● **QUELLENAUSZUG**:
##########

Der Seiler-Bericht als historische Quelle 

Bei dem ursprünglichen 8 Seiten umfassenden Seiler-Bericht handelt es sich um eine maschinenschriftliche Durchschrift, auf der weder der Verfasser, noch Ort oder Datum angegeben wurden. Da Wolf Seiler (Jahrgang 1895) mit seiner Familie zu den wenigen Überlebenden des Lagers gehört, ist die Wahrscheinlichkeit groß, dass er diesen Bericht mit seinen Erinnerungen, Eindrücken und Erlebnissen an seine Zeit in dem Arbeitslager Malyj Trostenez als Zeugnis für die Nachwelt aufgezeichnet hat, evtl. auch für die sowjetische Untersuchungskommission. Seilers Aufzeichnung sind bedeutend, weil sie Einblicke geben in Abläufe und Alltag in Malyj Trostenez.

Die Vermutung liegt nahe, dass Seiler noch im Internierungslager Karaganda (Kasachstan) den Bericht verfasst hat. Dorthin war er von sowjetischen Streitkräften gebracht worden, nachdem er 1944 mit seiner Familie aus Malyj Trostenez ostwärts hatte fliehen können. Da der Bericht als Schreibmaschinentext vorliegt, ist es wahrscheinlich, dass Seiler den Text als Zeugenbericht selbst geschrieben oder jemandem diktiert hat, der im Internierungslager Zugang zu einer Schreibmaschine hatte.

Im Dokumentationsarchiv des Österreichischen Widerstands (DÖW) in Wien wird bis heute das Original aufbewahrt. Dorthin gelangte es über Friedrich Hexmann, der nach Kriegsende im Auftrag der KPÖ mit den sowjetischen Behörden die Rückführung der befreiten Österreicherinnen und Österreicher aushandelte, die in sowjetischen Lagern interniert waren.[2] Es ist aber nicht bekannt, wie genau Hexmann in den Besitz dieses Berichts gelangt ist.

##########

● **SCHRIFTLICHER AUFTRAG 1**:
Fassen Sie im Quellenauszug den Absatz, der mit „Die Vermutung liegt nahe“ beginnt, kürzer als Stichpunktliste zusammen und behalten Sie dabei seine wesentlichen Fakten bei.
● **SCHRIFTLICHER AUFTRAG 2**:
Schreiben Sie den Quellenauszug zum Seiler-Bericht im Anschluss an dessen letzten Satz weiter.
Die Auflistung ist hierfür ohne Belang.

##########

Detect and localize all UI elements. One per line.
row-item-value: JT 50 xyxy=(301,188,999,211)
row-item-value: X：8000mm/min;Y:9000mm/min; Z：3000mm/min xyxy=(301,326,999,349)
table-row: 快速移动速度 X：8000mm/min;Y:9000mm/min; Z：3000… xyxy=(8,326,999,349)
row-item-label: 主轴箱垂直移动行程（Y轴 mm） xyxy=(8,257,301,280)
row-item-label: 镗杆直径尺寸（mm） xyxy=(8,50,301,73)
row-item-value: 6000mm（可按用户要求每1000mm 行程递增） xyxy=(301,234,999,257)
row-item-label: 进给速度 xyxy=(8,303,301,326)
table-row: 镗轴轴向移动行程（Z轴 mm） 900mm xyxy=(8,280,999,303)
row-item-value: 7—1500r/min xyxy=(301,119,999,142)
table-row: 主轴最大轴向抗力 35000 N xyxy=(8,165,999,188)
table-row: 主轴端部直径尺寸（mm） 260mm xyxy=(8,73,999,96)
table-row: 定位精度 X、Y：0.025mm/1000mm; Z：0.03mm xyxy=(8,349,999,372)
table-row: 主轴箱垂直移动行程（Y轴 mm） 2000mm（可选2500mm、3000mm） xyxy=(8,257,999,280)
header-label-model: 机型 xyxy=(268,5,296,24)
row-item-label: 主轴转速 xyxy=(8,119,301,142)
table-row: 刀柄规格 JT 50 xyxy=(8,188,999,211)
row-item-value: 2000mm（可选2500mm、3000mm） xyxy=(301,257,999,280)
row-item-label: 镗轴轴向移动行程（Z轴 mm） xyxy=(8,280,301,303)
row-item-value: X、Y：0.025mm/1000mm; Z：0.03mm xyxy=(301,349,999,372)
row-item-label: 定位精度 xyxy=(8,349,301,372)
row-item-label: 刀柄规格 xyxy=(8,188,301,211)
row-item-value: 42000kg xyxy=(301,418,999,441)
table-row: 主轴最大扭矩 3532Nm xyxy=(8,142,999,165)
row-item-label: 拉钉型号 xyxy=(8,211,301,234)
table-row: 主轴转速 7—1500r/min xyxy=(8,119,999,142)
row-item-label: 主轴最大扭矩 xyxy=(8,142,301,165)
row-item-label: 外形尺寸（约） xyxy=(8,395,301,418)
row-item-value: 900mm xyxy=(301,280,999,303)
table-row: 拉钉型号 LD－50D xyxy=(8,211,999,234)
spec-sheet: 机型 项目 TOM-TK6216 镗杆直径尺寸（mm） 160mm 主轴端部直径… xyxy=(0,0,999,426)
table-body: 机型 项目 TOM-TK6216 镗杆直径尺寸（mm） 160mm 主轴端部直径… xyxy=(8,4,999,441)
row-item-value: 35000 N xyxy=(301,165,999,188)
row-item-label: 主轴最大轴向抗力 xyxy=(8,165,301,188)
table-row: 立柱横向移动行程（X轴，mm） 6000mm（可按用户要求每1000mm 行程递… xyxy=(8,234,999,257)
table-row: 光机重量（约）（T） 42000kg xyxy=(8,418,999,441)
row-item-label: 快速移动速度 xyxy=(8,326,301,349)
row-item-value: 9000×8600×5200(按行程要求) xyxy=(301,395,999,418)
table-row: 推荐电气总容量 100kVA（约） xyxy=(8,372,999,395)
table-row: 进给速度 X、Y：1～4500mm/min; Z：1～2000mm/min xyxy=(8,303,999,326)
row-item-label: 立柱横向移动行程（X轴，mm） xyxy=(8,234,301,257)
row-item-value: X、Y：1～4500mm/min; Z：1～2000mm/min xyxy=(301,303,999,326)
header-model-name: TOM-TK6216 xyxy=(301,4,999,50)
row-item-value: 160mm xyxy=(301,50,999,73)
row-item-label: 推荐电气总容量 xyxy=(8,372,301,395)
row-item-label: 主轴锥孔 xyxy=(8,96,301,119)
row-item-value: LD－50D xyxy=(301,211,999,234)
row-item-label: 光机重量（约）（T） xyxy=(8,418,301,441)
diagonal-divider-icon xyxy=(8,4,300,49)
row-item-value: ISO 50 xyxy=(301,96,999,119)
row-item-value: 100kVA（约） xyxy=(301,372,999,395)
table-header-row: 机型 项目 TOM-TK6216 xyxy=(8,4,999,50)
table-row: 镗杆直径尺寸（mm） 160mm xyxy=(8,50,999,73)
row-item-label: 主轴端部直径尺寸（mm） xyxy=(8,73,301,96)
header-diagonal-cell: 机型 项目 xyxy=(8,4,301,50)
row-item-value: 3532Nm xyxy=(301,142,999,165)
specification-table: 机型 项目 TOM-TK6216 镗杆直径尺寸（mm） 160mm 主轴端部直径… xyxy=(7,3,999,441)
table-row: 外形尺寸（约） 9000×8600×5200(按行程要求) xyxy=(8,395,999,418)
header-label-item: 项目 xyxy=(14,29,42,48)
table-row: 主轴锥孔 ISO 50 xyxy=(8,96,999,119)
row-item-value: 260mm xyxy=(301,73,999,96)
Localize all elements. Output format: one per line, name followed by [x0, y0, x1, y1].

##########

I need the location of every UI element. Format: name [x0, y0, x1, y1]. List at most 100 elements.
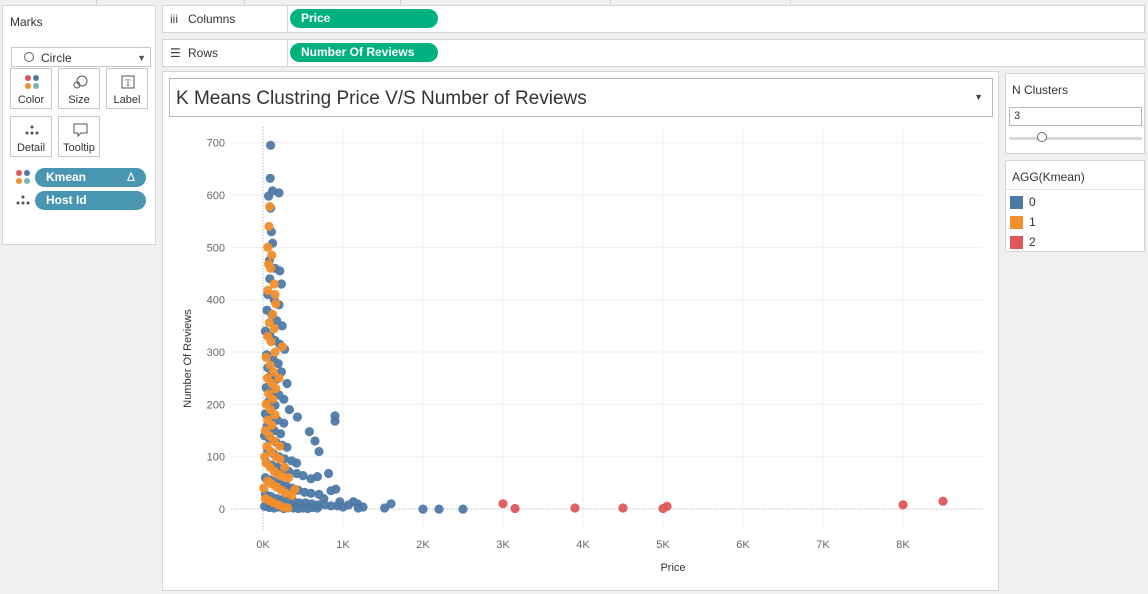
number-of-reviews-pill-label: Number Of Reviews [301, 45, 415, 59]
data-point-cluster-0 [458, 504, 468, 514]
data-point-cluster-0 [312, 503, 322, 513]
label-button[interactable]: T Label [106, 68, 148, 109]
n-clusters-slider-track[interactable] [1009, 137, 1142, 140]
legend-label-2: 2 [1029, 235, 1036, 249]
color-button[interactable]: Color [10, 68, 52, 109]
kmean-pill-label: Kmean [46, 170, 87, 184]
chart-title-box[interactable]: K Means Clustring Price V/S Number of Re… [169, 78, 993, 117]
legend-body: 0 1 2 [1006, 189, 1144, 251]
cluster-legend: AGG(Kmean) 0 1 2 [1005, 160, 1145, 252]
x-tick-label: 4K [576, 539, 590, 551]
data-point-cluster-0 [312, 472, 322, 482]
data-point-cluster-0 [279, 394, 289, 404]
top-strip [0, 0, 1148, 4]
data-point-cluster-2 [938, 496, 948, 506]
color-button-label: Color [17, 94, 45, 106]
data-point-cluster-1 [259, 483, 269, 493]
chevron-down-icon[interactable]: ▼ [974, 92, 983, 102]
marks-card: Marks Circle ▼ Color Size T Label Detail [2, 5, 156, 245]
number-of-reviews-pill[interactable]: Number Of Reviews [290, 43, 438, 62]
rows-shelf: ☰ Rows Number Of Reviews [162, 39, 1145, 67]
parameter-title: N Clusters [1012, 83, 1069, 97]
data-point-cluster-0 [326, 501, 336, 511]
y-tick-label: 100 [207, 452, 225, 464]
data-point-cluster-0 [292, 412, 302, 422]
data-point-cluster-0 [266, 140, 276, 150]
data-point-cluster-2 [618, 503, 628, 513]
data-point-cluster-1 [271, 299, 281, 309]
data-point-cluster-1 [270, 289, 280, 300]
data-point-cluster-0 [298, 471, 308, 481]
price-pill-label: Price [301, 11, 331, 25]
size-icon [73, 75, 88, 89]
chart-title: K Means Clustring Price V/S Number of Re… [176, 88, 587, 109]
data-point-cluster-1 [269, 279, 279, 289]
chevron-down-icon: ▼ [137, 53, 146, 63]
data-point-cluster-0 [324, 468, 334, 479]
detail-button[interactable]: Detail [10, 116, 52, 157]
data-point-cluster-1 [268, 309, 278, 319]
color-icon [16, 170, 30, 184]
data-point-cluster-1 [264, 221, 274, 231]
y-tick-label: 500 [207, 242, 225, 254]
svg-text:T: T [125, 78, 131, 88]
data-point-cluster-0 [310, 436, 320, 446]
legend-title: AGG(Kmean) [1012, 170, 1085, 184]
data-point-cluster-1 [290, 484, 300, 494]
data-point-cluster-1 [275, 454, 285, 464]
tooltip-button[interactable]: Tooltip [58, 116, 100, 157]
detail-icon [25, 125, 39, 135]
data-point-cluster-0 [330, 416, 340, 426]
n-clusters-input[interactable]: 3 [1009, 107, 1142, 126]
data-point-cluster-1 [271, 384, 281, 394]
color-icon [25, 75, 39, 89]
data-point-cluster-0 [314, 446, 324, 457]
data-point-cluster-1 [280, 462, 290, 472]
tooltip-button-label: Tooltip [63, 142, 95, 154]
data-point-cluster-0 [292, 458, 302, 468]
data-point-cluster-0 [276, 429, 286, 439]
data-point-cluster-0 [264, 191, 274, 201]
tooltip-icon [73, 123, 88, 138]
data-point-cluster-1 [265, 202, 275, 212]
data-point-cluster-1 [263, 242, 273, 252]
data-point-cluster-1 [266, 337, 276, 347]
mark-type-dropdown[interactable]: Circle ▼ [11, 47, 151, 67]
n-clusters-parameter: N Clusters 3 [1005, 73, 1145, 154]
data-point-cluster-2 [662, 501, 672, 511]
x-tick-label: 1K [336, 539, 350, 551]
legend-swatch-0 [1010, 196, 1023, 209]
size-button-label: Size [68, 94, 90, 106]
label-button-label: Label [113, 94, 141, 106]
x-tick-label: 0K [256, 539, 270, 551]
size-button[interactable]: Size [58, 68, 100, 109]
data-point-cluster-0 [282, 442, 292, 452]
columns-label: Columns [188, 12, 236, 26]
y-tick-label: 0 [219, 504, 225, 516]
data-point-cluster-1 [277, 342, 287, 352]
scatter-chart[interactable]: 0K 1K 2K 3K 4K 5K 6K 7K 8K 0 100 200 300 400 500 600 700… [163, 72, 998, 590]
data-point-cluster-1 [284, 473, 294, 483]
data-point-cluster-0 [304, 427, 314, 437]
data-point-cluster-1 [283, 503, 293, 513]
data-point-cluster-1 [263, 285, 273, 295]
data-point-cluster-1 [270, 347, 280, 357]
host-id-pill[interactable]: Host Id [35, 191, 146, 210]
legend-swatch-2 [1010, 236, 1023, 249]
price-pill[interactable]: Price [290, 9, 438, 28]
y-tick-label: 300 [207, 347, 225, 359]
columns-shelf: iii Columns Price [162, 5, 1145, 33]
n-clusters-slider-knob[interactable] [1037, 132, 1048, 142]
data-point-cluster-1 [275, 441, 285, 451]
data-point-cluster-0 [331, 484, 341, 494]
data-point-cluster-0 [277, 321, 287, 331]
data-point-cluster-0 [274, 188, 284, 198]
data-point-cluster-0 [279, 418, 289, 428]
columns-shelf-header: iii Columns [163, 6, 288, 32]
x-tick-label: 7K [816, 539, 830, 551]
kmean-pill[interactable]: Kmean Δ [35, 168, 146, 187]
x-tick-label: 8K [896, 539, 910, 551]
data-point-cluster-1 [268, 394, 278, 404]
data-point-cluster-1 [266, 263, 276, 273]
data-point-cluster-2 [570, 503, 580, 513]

##########

● **ÜBUNGSERGEBNIS 1**:
- Seiler verfasste den Bericht vermutlich im Internierungslager Karaganda (Kasachstan).
- Dorthin brachten ihn sowjetische Streitkräfte, nachdem er 1944 mit seiner Familie aus Malyj Trostenez ostwärts geflohen war.
- Da der Bericht maschinenschriftlich vorliegt, hat Seiler ihn wahrscheinlich selbst getippt oder jemandem mit Zugang zu einer Schreibmaschine im Lager diktiert.

● **ÜBUNGSERGEBNIS 2**:
Seilers Bericht gibt Einblicke in den Verbrechenskomplex Malyj Trostenez. Er hielt die dortige Zwangsarbeit, Gewaltexzesse und den Massenmord an den Gefangenen aus dem Lager fest sowie Verbrechen in den Ghettos in und um Minsk.

Enthalten sind neben persönlichenn Eindrücken und Schilderungen auch eine Vielzahl an Sachinformationen. Manche Namen und Daten wurden bei der Transkription des DÖW korrigiert.

Seiler scheint sich Hintergrundinformationen über die Identitäten von ein paar Lagerkommandanten in Malyj Trostenez angeeignet zu haben, die er in seinen Bericht auch einfließen ließ. Allerdings ist nicht bekannt, woher er diese Informationen hatte. Wahrscheinlich ist, dass er diese Kenntnisse aktiv durch eigene Recherchen gesammelt hatte, nachdem er in Freiheit gelangt war. Generell ist es schwer, den Schilderungen gemäß zu differenzieren, was Seiler persönlich miterlebt hat und was er von anderen Menschen, wie Mithäftlingen oder der Wachmannschaft des Lagers, als Hörensagen berichtet.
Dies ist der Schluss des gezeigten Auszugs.